** begin **

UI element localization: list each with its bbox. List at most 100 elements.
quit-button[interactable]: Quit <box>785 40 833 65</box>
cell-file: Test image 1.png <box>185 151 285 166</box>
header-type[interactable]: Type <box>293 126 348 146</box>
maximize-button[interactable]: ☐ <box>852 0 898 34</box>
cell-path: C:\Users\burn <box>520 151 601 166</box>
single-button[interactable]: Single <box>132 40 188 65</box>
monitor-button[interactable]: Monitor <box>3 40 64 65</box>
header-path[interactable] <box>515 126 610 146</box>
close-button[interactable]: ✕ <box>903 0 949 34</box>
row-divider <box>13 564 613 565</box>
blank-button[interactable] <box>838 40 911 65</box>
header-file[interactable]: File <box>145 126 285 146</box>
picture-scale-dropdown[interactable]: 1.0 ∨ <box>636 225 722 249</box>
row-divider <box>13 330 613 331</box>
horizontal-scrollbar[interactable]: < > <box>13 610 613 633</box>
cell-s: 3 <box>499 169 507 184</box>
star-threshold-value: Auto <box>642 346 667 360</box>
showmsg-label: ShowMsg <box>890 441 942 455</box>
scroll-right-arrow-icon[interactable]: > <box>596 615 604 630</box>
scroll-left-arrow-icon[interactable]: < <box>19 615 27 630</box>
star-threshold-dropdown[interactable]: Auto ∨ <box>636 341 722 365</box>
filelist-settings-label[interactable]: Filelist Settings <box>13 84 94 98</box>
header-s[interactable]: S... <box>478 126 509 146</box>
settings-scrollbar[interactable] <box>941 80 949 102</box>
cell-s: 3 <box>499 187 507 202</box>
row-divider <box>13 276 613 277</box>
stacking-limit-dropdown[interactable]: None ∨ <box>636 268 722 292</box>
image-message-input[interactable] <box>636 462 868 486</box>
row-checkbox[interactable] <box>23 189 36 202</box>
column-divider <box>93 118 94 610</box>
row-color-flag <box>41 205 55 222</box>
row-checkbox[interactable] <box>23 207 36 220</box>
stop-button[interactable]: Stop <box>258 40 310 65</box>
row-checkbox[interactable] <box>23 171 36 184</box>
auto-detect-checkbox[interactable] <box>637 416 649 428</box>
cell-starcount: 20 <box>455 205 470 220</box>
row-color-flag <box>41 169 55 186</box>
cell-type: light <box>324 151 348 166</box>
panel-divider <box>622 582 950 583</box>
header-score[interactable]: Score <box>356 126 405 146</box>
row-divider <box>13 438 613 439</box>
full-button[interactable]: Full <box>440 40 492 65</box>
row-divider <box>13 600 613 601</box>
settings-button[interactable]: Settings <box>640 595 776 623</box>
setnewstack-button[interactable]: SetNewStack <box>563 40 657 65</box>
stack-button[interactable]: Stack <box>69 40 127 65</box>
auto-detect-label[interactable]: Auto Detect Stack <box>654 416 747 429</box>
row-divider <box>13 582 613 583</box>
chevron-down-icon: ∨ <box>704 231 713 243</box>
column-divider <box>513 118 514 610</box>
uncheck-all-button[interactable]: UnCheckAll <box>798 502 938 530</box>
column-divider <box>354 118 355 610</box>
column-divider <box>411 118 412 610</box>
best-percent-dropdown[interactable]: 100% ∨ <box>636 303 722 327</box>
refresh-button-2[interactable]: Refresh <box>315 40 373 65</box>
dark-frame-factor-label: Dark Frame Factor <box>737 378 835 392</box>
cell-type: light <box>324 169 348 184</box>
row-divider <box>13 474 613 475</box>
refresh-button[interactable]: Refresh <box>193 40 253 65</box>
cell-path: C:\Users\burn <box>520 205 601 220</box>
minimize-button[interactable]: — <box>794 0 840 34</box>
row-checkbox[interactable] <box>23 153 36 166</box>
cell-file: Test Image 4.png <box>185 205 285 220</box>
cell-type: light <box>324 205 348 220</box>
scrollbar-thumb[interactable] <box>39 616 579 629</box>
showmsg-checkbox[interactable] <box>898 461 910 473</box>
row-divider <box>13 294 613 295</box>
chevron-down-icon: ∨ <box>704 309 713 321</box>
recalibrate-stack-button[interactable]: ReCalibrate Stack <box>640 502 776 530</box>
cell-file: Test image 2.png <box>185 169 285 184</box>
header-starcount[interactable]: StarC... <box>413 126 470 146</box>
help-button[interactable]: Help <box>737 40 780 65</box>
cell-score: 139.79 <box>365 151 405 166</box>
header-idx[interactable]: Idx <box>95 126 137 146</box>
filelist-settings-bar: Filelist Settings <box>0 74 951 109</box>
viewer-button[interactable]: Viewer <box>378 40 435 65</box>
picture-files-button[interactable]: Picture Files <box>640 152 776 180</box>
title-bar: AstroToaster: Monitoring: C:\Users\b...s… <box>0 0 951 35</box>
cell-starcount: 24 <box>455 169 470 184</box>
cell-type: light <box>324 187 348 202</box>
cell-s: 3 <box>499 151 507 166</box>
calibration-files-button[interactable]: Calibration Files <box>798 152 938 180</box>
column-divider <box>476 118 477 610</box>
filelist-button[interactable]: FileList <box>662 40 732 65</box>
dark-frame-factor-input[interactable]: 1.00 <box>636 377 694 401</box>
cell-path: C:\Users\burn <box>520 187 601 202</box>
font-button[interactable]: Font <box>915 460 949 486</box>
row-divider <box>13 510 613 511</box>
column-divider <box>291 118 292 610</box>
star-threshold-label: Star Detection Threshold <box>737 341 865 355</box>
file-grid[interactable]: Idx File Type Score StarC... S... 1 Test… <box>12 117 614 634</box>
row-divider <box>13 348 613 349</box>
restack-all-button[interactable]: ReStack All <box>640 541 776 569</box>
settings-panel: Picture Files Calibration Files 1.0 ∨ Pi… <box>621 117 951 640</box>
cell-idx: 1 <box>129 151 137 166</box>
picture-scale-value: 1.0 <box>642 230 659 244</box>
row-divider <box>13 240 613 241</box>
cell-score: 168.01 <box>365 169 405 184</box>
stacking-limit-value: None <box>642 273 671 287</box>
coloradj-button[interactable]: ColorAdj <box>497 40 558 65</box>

** end **

■ Required task ■
Write out all the items above again, putting "Sample image 1.png" in place of "Test image 1.png" wherever it occurs and leaving everything else unchanged.

■ Correct answer ■
UI element localization: list each with its bbox. List at most 100 elements.
quit-button[interactable]: Quit <box>785 40 833 65</box>
cell-file: Sample image 1.png <box>185 151 285 166</box>
header-type[interactable]: Type <box>293 126 348 146</box>
maximize-button[interactable]: ☐ <box>852 0 898 34</box>
cell-path: C:\Users\burn <box>520 151 601 166</box>
single-button[interactable]: Single <box>132 40 188 65</box>
monitor-button[interactable]: Monitor <box>3 40 64 65</box>
header-path[interactable] <box>515 126 610 146</box>
close-button[interactable]: ✕ <box>903 0 949 34</box>
row-divider <box>13 564 613 565</box>
blank-button[interactable] <box>838 40 911 65</box>
header-file[interactable]: File <box>145 126 285 146</box>
picture-scale-dropdown[interactable]: 1.0 ∨ <box>636 225 722 249</box>
row-divider <box>13 330 613 331</box>
horizontal-scrollbar[interactable]: < > <box>13 610 613 633</box>
cell-s: 3 <box>499 169 507 184</box>
star-threshold-value: Auto <box>642 346 667 360</box>
showmsg-label: ShowMsg <box>890 441 942 455</box>
scroll-right-arrow-icon[interactable]: > <box>596 615 604 630</box>
scroll-left-arrow-icon[interactable]: < <box>19 615 27 630</box>
star-threshold-dropdown[interactable]: Auto ∨ <box>636 341 722 365</box>
filelist-settings-label[interactable]: Filelist Settings <box>13 84 94 98</box>
header-s[interactable]: S... <box>478 126 509 146</box>
settings-scrollbar[interactable] <box>941 80 949 102</box>
cell-s: 3 <box>499 187 507 202</box>
row-divider <box>13 276 613 277</box>
stacking-limit-dropdown[interactable]: None ∨ <box>636 268 722 292</box>
image-message-input[interactable] <box>636 462 868 486</box>
row-checkbox[interactable] <box>23 189 36 202</box>
column-divider <box>93 118 94 610</box>
row-color-flag <box>41 205 55 222</box>
row-checkbox[interactable] <box>23 207 36 220</box>
stop-button[interactable]: Stop <box>258 40 310 65</box>
row-checkbox[interactable] <box>23 171 36 184</box>
auto-detect-checkbox[interactable] <box>637 416 649 428</box>
cell-starcount: 20 <box>455 205 470 220</box>
row-color-flag <box>41 169 55 186</box>
cell-type: light <box>324 151 348 166</box>
panel-divider <box>622 582 950 583</box>
header-score[interactable]: Score <box>356 126 405 146</box>
row-divider <box>13 438 613 439</box>
full-button[interactable]: Full <box>440 40 492 65</box>
row-divider <box>13 600 613 601</box>
settings-button[interactable]: Settings <box>640 595 776 623</box>
setnewstack-button[interactable]: SetNewStack <box>563 40 657 65</box>
stack-button[interactable]: Stack <box>69 40 127 65</box>
auto-detect-label[interactable]: Auto Detect Stack <box>654 416 747 429</box>
row-divider <box>13 582 613 583</box>
chevron-down-icon: ∨ <box>704 231 713 243</box>
column-divider <box>513 118 514 610</box>
uncheck-all-button[interactable]: UnCheckAll <box>798 502 938 530</box>
column-divider <box>354 118 355 610</box>
column-divider <box>411 118 412 610</box>
best-percent-dropdown[interactable]: 100% ∨ <box>636 303 722 327</box>
refresh-button-2[interactable]: Refresh <box>315 40 373 65</box>
dark-frame-factor-label: Dark Frame Factor <box>737 378 835 392</box>
cell-type: light <box>324 169 348 184</box>
row-divider <box>13 474 613 475</box>
refresh-button[interactable]: Refresh <box>193 40 253 65</box>
cell-path: C:\Users\burn <box>520 205 601 220</box>
minimize-button[interactable]: — <box>794 0 840 34</box>
row-checkbox[interactable] <box>23 153 36 166</box>
cell-file: Test Image 4.png <box>185 205 285 220</box>
cell-type: light <box>324 205 348 220</box>
scrollbar-thumb[interactable] <box>39 616 579 629</box>
showmsg-checkbox[interactable] <box>898 461 910 473</box>
row-divider <box>13 294 613 295</box>
chevron-down-icon: ∨ <box>704 309 713 321</box>
recalibrate-stack-button[interactable]: ReCalibrate Stack <box>640 502 776 530</box>
cell-file: Test image 2.png <box>185 169 285 184</box>
header-starcount[interactable]: StarC... <box>413 126 470 146</box>
help-button[interactable]: Help <box>737 40 780 65</box>
cell-score: 139.79 <box>365 151 405 166</box>
header-idx[interactable]: Idx <box>95 126 137 146</box>
filelist-settings-bar: Filelist Settings <box>0 74 951 109</box>
viewer-button[interactable]: Viewer <box>378 40 435 65</box>
picture-files-button[interactable]: Picture Files <box>640 152 776 180</box>
title-bar: AstroToaster: Monitoring: C:\Users\b...s… <box>0 0 951 35</box>
cell-starcount: 24 <box>455 169 470 184</box>
cell-type: light <box>324 187 348 202</box>
cell-s: 3 <box>499 151 507 166</box>
calibration-files-button[interactable]: Calibration Files <box>798 152 938 180</box>
column-divider <box>476 118 477 610</box>
filelist-button[interactable]: FileList <box>662 40 732 65</box>
dark-frame-factor-input[interactable]: 1.00 <box>636 377 694 401</box>
cell-path: C:\Users\burn <box>520 187 601 202</box>
font-button[interactable]: Font <box>915 460 949 486</box>
row-divider <box>13 510 613 511</box>
column-divider <box>291 118 292 610</box>
star-threshold-label: Star Detection Threshold <box>737 341 865 355</box>
file-grid[interactable]: Idx File Type Score StarC... S... 1 Test… <box>12 117 614 634</box>
row-divider <box>13 348 613 349</box>
restack-all-button[interactable]: ReStack All <box>640 541 776 569</box>
settings-panel: Picture Files Calibration Files 1.0 ∨ Pi… <box>621 117 951 640</box>
cell-idx: 1 <box>129 151 137 166</box>
picture-scale-value: 1.0 <box>642 230 659 244</box>
row-divider <box>13 240 613 241</box>
cell-score: 168.01 <box>365 169 405 184</box>
stacking-limit-value: None <box>642 273 671 287</box>
coloradj-button[interactable]: ColorAdj <box>497 40 558 65</box>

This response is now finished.